Page extract.
The red squirrel is a member of the rodent family. Squirrels are distinguishable by their long bushy tails, which can measure almost the same as their body length. Body length can measure up to about 23cm whereas their tails can grow to about 20cm. Adult red squirrels can weigh up to 340g and fully-grown males and females are generally the same size. This means that the species is not sexually dimorphic.
The red squirrel is a native species of Ireland, living in wooded areas in nests known as ‘dreys’. Dreys are made from foliage, sticks and bark against trunks, limbs and holes in trees. Red squirrels are know as an ‘arboreal’ species, which means that they spend most of their lives high in the trees.
The red squirrel’s diet consists of fruits, seeds and berries. Their diet varies depending on seasonal availability. Contrary to popular belief, red squirrels do not hibernate. They do, however, forage and horde food during the plentiful autumn season to ease the harsh winter period.
Irish red squirrels reproduce once or twice a year, depending on the abundance of food. Gestation period is about 40 days, with young being bald and blind when born. Young squirrels are independent after about 10 weeks. The average lifespan for a red squirrel is about three years, however, females generally live longer than males and can sometimes live up to six years.

Problem statement. Translate this sentence from the red squirrel text into Spanish: "The red squirrel's diet consists of fruits, seeds and berries."

Excerpted records.
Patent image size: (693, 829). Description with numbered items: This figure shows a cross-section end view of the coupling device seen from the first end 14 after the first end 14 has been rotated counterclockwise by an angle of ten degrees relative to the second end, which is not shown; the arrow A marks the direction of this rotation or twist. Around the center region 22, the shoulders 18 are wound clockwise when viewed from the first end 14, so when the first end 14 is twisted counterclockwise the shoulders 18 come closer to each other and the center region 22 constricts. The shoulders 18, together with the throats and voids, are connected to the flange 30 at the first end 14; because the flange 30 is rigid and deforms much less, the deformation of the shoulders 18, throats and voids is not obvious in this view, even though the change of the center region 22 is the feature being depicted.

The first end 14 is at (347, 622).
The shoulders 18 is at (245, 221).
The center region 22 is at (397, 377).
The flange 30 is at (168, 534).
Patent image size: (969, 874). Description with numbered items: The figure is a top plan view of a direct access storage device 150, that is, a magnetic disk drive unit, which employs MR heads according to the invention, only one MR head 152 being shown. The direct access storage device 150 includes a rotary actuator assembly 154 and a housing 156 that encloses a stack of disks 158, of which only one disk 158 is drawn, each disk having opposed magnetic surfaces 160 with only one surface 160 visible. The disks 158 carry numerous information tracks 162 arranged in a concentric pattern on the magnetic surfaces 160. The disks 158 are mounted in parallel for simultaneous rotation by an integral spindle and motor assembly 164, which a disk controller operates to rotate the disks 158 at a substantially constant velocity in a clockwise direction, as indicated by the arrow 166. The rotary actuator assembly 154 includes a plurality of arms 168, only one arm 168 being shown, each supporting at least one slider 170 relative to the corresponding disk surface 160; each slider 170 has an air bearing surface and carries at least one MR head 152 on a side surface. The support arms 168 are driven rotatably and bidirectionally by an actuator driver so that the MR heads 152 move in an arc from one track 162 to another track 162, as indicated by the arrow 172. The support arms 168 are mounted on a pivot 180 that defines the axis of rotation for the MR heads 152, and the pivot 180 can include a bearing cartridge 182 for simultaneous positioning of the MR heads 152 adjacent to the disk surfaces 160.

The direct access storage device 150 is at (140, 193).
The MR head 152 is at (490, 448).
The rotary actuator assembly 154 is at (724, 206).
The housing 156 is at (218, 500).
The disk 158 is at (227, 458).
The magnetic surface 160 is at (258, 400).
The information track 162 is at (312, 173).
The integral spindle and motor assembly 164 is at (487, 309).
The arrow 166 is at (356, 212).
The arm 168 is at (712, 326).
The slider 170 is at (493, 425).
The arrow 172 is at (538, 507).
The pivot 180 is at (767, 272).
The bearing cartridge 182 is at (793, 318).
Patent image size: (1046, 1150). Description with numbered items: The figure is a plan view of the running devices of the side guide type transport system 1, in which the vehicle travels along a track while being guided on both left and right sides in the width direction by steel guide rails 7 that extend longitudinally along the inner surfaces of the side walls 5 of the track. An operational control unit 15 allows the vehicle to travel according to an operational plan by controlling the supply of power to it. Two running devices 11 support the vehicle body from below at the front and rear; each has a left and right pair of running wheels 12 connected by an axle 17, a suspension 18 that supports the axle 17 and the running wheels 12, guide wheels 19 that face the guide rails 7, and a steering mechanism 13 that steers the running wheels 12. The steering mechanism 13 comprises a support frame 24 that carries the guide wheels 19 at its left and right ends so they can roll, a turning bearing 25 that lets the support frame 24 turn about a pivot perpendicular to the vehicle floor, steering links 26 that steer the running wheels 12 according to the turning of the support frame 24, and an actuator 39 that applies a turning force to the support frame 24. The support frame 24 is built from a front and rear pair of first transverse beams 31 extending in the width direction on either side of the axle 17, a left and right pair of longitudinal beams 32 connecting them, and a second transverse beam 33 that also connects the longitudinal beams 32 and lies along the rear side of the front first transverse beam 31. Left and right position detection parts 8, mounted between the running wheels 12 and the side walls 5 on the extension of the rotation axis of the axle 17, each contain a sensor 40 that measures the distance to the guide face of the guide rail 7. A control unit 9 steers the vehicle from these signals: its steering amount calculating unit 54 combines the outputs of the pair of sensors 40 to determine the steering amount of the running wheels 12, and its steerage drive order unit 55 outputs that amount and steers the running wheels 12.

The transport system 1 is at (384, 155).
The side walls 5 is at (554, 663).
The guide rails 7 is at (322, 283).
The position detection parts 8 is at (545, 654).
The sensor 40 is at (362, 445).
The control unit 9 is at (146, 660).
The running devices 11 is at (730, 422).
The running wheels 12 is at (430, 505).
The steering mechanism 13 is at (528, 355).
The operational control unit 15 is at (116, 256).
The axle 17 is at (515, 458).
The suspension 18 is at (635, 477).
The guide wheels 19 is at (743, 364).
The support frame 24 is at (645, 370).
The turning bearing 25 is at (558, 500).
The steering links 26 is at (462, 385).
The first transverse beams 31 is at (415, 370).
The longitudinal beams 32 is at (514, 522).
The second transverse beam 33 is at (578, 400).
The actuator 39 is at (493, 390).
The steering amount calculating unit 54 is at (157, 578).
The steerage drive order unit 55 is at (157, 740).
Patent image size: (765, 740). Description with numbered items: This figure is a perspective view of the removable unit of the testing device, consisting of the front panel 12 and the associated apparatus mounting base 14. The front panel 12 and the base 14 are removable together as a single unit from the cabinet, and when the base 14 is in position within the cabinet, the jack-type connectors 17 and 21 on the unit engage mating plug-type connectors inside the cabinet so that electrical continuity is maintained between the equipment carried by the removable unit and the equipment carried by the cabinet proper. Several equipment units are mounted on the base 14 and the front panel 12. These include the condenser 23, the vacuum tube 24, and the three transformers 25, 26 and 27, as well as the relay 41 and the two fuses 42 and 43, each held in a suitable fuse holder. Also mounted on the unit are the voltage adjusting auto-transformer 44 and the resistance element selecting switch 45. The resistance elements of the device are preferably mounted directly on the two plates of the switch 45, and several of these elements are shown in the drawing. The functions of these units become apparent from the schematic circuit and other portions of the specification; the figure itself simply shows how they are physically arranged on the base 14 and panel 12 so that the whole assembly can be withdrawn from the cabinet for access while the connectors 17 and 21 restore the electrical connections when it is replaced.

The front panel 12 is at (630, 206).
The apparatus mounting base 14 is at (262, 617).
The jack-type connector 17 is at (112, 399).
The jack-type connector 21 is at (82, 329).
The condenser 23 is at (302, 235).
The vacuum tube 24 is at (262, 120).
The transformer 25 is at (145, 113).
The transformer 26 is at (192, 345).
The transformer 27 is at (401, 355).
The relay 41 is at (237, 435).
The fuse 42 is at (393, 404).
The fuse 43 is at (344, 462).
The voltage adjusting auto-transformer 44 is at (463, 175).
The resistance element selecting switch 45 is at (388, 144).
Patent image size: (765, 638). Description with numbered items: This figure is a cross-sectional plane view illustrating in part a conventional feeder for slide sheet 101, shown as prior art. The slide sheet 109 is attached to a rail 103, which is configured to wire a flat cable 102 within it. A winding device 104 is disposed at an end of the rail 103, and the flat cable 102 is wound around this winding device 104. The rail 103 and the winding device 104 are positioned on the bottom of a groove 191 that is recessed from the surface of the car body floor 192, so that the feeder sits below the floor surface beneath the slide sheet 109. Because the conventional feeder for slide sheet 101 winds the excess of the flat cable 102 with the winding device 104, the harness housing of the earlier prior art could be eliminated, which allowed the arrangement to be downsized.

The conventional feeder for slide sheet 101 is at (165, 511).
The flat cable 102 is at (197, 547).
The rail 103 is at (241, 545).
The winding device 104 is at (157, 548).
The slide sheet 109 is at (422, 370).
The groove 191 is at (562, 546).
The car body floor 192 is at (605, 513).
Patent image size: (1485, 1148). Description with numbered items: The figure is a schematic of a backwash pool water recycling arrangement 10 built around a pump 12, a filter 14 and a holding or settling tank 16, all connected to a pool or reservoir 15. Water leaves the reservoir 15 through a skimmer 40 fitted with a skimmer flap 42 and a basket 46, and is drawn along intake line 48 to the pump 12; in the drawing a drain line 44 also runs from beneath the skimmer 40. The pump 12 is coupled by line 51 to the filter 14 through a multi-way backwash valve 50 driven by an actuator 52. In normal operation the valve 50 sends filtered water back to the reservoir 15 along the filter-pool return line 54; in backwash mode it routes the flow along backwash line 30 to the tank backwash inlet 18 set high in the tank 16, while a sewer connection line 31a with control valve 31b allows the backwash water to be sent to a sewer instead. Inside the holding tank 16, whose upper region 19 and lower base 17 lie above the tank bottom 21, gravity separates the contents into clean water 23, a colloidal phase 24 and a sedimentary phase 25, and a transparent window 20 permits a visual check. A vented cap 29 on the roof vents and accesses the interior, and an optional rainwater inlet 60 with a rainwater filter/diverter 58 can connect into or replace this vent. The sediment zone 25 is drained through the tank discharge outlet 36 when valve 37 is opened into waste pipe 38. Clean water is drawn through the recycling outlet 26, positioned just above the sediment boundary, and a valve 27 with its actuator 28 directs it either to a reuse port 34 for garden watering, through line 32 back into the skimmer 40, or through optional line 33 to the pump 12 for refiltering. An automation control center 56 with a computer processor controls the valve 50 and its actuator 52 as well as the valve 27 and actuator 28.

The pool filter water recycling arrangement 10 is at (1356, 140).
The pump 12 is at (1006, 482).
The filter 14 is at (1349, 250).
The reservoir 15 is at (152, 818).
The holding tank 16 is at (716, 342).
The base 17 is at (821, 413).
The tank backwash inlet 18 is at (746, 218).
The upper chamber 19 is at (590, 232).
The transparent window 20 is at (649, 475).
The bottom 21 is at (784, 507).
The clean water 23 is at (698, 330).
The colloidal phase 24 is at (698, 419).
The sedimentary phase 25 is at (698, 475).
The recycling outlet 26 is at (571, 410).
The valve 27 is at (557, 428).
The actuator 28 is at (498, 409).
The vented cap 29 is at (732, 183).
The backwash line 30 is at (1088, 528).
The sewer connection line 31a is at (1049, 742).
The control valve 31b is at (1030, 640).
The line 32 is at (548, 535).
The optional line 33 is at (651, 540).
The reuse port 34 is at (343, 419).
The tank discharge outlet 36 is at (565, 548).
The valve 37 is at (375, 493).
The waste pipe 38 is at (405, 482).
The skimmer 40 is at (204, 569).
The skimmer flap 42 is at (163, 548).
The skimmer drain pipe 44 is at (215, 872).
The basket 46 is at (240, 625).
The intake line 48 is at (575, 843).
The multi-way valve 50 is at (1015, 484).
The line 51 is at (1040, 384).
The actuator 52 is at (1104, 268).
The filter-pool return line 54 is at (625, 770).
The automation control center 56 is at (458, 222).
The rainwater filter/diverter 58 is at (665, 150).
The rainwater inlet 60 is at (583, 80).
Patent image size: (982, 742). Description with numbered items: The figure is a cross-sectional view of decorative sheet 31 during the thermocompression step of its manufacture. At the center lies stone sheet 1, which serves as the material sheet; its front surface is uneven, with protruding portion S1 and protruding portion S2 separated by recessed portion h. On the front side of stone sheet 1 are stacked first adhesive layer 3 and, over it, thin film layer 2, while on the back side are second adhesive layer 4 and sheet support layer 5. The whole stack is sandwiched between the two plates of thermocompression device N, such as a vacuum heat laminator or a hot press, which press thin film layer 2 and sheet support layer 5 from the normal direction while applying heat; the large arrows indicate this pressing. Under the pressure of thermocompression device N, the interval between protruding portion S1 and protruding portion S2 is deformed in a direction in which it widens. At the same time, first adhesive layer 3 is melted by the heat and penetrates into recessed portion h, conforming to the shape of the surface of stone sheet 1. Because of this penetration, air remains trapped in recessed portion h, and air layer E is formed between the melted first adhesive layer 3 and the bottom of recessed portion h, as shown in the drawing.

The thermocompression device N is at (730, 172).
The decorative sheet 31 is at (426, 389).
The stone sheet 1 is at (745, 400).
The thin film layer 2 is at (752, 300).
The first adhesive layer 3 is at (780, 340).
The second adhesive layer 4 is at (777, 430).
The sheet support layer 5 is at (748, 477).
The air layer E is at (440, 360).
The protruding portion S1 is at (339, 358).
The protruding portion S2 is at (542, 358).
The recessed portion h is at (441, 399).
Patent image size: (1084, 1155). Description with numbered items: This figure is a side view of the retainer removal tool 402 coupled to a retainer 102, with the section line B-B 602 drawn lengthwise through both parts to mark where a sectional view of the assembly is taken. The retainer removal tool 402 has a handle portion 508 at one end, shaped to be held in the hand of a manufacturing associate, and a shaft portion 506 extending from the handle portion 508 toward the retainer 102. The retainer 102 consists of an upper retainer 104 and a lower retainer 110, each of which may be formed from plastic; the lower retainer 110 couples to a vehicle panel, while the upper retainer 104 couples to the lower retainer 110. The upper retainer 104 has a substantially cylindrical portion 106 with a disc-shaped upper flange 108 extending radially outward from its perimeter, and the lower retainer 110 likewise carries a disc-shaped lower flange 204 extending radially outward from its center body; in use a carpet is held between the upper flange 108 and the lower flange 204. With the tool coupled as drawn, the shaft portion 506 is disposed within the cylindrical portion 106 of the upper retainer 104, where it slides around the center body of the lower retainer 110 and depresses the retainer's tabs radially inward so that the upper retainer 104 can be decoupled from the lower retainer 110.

Answer. La dieta de la ardilla roja consiste en frutas, semillas y bayas.